* Begin SOURCE MATERIAL *

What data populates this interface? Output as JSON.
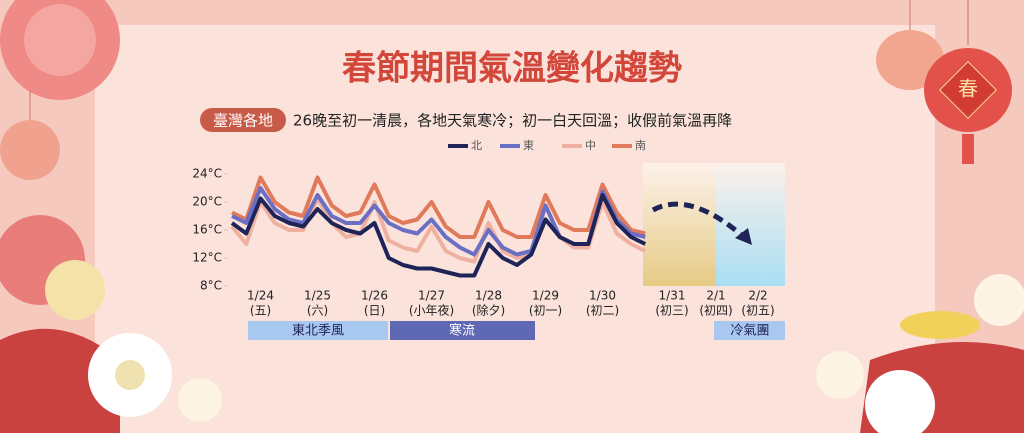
{
  "chart_data": {
    "type": "line",
    "title": "春節期間氣溫變化趨勢",
    "tag": "臺灣各地",
    "subtitle": "26晚至初一清晨，各地天氣寒冷；初一白天回溫；收假前氣溫再降",
    "categories": [
      null,
      null,
      "1/24",
      null,
      null,
      null,
      "1/25",
      null,
      null,
      null,
      "1/26",
      null,
      null,
      null,
      "1/27",
      null,
      null,
      null,
      "1/28",
      null,
      null,
      null,
      "1/29",
      null,
      null,
      null,
      "1/30",
      null,
      null,
      null
    ],
    "category_sublabels": [
      null,
      null,
      "(五)",
      null,
      null,
      null,
      "(六)",
      null,
      null,
      null,
      "(日)",
      null,
      null,
      null,
      "(小年夜)",
      null,
      null,
      null,
      "(除夕)",
      null,
      null,
      null,
      "(初一)",
      null,
      null,
      null,
      "(初二)",
      null,
      null,
      null
    ],
    "series": [
      {
        "name": "北",
        "color": "#1e2358",
        "values": [
          17,
          15.5,
          20.5,
          18,
          17,
          16.5,
          19,
          17,
          16,
          15.5,
          17,
          12,
          11,
          10.5,
          10.5,
          10,
          9.5,
          9.5,
          14,
          12,
          11,
          12.5,
          17.5,
          15,
          14,
          14,
          21,
          17,
          15,
          14
        ]
      },
      {
        "name": "東",
        "color": "#6a6fc4",
        "values": [
          18,
          17,
          22,
          19,
          17.5,
          17,
          21,
          18,
          17,
          17,
          19.5,
          17,
          16,
          15.5,
          17.5,
          15,
          13.5,
          12.5,
          16,
          13.5,
          12.5,
          13,
          19.5,
          15,
          14,
          14,
          21.5,
          17.5,
          15.5,
          15
        ]
      },
      {
        "name": "中",
        "color": "#f0b0a0",
        "values": [
          16.5,
          14,
          20,
          17,
          16,
          16,
          20.5,
          17,
          15,
          15.5,
          20,
          14.5,
          13.5,
          13,
          16.5,
          13,
          12,
          11.5,
          17,
          13,
          12,
          12.5,
          19.5,
          15,
          13.5,
          13.5,
          20,
          15.5,
          14,
          13
        ]
      },
      {
        "name": "南",
        "color": "#e07a5a",
        "values": [
          18.5,
          17.5,
          23.5,
          20,
          18.5,
          18,
          23.5,
          19.5,
          18,
          18.5,
          22.5,
          18,
          17,
          17.5,
          20,
          16.5,
          15,
          15,
          20,
          16,
          15,
          15,
          21,
          17,
          16,
          16,
          22.5,
          18.5,
          16,
          15.5
        ]
      }
    ],
    "ylim": [
      8,
      24
    ],
    "yticks": [
      {
        "value": 8,
        "label": "8°C"
      },
      {
        "value": 12,
        "label": "12°C"
      },
      {
        "value": 16,
        "label": "16°C"
      },
      {
        "value": 20,
        "label": "20°C"
      },
      {
        "value": 24,
        "label": "24°C"
      }
    ],
    "forecast_days": [
      {
        "date": "1/31",
        "sub": "(初三)"
      },
      {
        "date": "2/1",
        "sub": "(初四)"
      },
      {
        "date": "2/2",
        "sub": "(初五)"
      }
    ],
    "annotations": [
      "東北季風",
      "寒流",
      "冷氣團"
    ]
  },
  "lantern": "春"
}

* End SOURCE MATERIAL *

* **GIVEN EXERCISE**:
Transcribe every entry word for word, but skip the pictures.

* **FINISHED TASK**:
What data populates this interface? Output as JSON.
{
  "chart_data": {
    "type": "line",
    "title": "春節期間氣溫變化趨勢",
    "tag": "臺灣各地",
    "subtitle": "26晚至初一清晨，各地天氣寒冷；初一白天回溫；收假前氣溫再降",
    "categories": [
      null,
      null,
      "1/24",
      null,
      null,
      null,
      "1/25",
      null,
      null,
      null,
      "1/26",
      null,
      null,
      null,
      "1/27",
      null,
      null,
      null,
      "1/28",
      null,
      null,
      null,
      "1/29",
      null,
      null,
      null,
      "1/30",
      null,
      null,
      null
    ],
    "category_sublabels": [
      null,
      null,
      "(五)",
      null,
      null,
      null,
      "(六)",
      null,
      null,
      null,
      "(日)",
      null,
      null,
      null,
      "(小年夜)",
      null,
      null,
      null,
      "(除夕)",
      null,
      null,
      null,
      "(初一)",
      null,
      null,
      null,
      "(初二)",
      null,
      null,
      null
    ],
    "series": [
      {
        "name": "北",
        "color": "#1e2358",
        "values": [
          17,
          15.5,
          20.5,
          18,
          17,
          16.5,
          19,
          17,
          16,
          15.5,
          17,
          12,
          11,
          10.5,
          10.5,
          10,
          9.5,
          9.5,
          14,
          12,
          11,
          12.5,
          17.5,
          15,
          14,
          14,
          21,
          17,
          15,
          14
        ]
      },
      {
        "name": "東",
        "color": "#6a6fc4",
        "values": [
          18,
          17,
          22,
          19,
          17.5,
          17,
          21,
          18,
          17,
          17,
          19.5,
          17,
          16,
          15.5,
          17.5,
          15,
          13.5,
          12.5,
          16,
          13.5,
          12.5,
          13,
          19.5,
          15,
          14,
          14,
          21.5,
          17.5,
          15.5,
          15
        ]
      },
      {
        "name": "中",
        "color": "#f0b0a0",
        "values": [
          16.5,
          14,
          20,
          17,
          16,
          16,
          20.5,
          17,
          15,
          15.5,
          20,
          14.5,
          13.5,
          13,
          16.5,
          13,
          12,
          11.5,
          17,
          13,
          12,
          12.5,
          19.5,
          15,
          13.5,
          13.5,
          20,
          15.5,
          14,
          13
        ]
      },
      {
        "name": "南",
        "color": "#e07a5a",
        "values": [
          18.5,
          17.5,
          23.5,
          20,
          18.5,
          18,
          23.5,
          19.5,
          18,
          18.5,
          22.5,
          18,
          17,
          17.5,
          20,
          16.5,
          15,
          15,
          20,
          16,
          15,
          15,
          21,
          17,
          16,
          16,
          22.5,
          18.5,
          16,
          15.5
        ]
      }
    ],
    "ylim": [
      8,
      24
    ],
    "yticks": [
      {
        "value": 8,
        "label": "8°C"
      },
      {
        "value": 12,
        "label": "12°C"
      },
      {
        "value": 16,
        "label": "16°C"
      },
      {
        "value": 20,
        "label": "20°C"
      },
      {
        "value": 24,
        "label": "24°C"
      }
    ],
    "forecast_days": [
      {
        "date": "1/31",
        "sub": "(初三)"
      },
      {
        "date": "2/1",
        "sub": "(初四)"
      },
      {
        "date": "2/2",
        "sub": "(初五)"
      }
    ],
    "annotations": [
      "東北季風",
      "寒流",
      "冷氣團"
    ]
  },
  "lantern": "春"
}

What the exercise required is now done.